Records from a collection of figures:
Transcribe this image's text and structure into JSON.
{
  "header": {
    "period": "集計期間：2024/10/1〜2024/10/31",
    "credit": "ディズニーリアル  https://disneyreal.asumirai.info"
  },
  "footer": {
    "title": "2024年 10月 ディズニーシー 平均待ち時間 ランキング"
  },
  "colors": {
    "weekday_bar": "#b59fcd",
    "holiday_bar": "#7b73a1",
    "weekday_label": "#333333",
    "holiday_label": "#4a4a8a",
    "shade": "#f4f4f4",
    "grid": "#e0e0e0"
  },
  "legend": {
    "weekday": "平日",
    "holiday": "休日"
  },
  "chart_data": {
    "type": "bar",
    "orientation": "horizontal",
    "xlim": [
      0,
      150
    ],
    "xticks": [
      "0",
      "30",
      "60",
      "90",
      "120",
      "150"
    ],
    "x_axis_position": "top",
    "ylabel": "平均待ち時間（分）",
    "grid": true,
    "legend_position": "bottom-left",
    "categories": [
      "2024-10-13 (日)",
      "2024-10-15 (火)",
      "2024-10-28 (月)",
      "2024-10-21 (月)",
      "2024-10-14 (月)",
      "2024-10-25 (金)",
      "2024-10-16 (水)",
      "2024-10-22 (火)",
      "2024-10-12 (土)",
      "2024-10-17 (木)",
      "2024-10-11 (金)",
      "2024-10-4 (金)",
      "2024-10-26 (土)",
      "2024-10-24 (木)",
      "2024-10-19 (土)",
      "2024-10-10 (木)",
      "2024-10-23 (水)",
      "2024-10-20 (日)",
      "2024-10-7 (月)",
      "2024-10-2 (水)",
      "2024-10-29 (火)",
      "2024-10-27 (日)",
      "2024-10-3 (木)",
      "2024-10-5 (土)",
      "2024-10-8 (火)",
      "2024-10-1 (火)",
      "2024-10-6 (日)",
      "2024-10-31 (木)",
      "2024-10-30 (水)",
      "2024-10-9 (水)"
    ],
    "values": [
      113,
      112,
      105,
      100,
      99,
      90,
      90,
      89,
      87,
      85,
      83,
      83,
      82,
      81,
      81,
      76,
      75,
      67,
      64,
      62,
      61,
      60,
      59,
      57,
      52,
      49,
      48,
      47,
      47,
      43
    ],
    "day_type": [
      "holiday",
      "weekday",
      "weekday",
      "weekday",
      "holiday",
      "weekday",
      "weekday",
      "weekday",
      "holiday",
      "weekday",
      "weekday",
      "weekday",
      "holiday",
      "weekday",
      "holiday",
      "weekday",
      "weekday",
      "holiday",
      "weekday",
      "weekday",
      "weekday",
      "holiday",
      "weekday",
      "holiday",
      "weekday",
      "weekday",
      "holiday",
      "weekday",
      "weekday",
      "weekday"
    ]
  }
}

» Task requirements: Transcribe all of the entries without altering anything.

» Solution:
Transcribe this image's text and structure into JSON.
{
  "header": {
    "period": "集計期間：2024/10/1〜2024/10/31",
    "credit": "ディズニーリアル  https://disneyreal.asumirai.info"
  },
  "footer": {
    "title": "2024年 10月 ディズニーシー 平均待ち時間 ランキング"
  },
  "colors": {
    "weekday_bar": "#b59fcd",
    "holiday_bar": "#7b73a1",
    "weekday_label": "#333333",
    "holiday_label": "#4a4a8a",
    "shade": "#f4f4f4",
    "grid": "#e0e0e0"
  },
  "legend": {
    "weekday": "平日",
    "holiday": "休日"
  },
  "chart_data": {
    "type": "bar",
    "orientation": "horizontal",
    "xlim": [
      0,
      150
    ],
    "xticks": [
      "0",
      "30",
      "60",
      "90",
      "120",
      "150"
    ],
    "x_axis_position": "top",
    "ylabel": "平均待ち時間（分）",
    "grid": true,
    "legend_position": "bottom-left",
    "categories": [
      "2024-10-13 (日)",
      "2024-10-15 (火)",
      "2024-10-28 (月)",
      "2024-10-21 (月)",
      "2024-10-14 (月)",
      "2024-10-25 (金)",
      "2024-10-16 (水)",
      "2024-10-22 (火)",
      "2024-10-12 (土)",
      "2024-10-17 (木)",
      "2024-10-11 (金)",
      "2024-10-4 (金)",
      "2024-10-26 (土)",
      "2024-10-24 (木)",
      "2024-10-19 (土)",
      "2024-10-10 (木)",
      "2024-10-23 (水)",
      "2024-10-20 (日)",
      "2024-10-7 (月)",
      "2024-10-2 (水)",
      "2024-10-29 (火)",
      "2024-10-27 (日)",
      "2024-10-3 (木)",
      "2024-10-5 (土)",
      "2024-10-8 (火)",
      "2024-10-1 (火)",
      "2024-10-6 (日)",
      "2024-10-31 (木)",
      "2024-10-30 (水)",
      "2024-10-9 (水)"
    ],
    "values": [
      113,
      112,
      105,
      100,
      99,
      90,
      90,
      89,
      87,
      85,
      83,
      83,
      82,
      81,
      81,
      76,
      75,
      67,
      64,
      62,
      61,
      60,
      59,
      57,
      52,
      49,
      48,
      47,
      47,
      43
    ],
    "day_type": [
      "holiday",
      "weekday",
      "weekday",
      "weekday",
      "holiday",
      "weekday",
      "weekday",
      "weekday",
      "holiday",
      "weekday",
      "weekday",
      "weekday",
      "holiday",
      "weekday",
      "holiday",
      "weekday",
      "weekday",
      "holiday",
      "weekday",
      "weekday",
      "weekday",
      "holiday",
      "weekday",
      "holiday",
      "weekday",
      "weekday",
      "holiday",
      "weekday",
      "weekday",
      "weekday"
    ]
  }
}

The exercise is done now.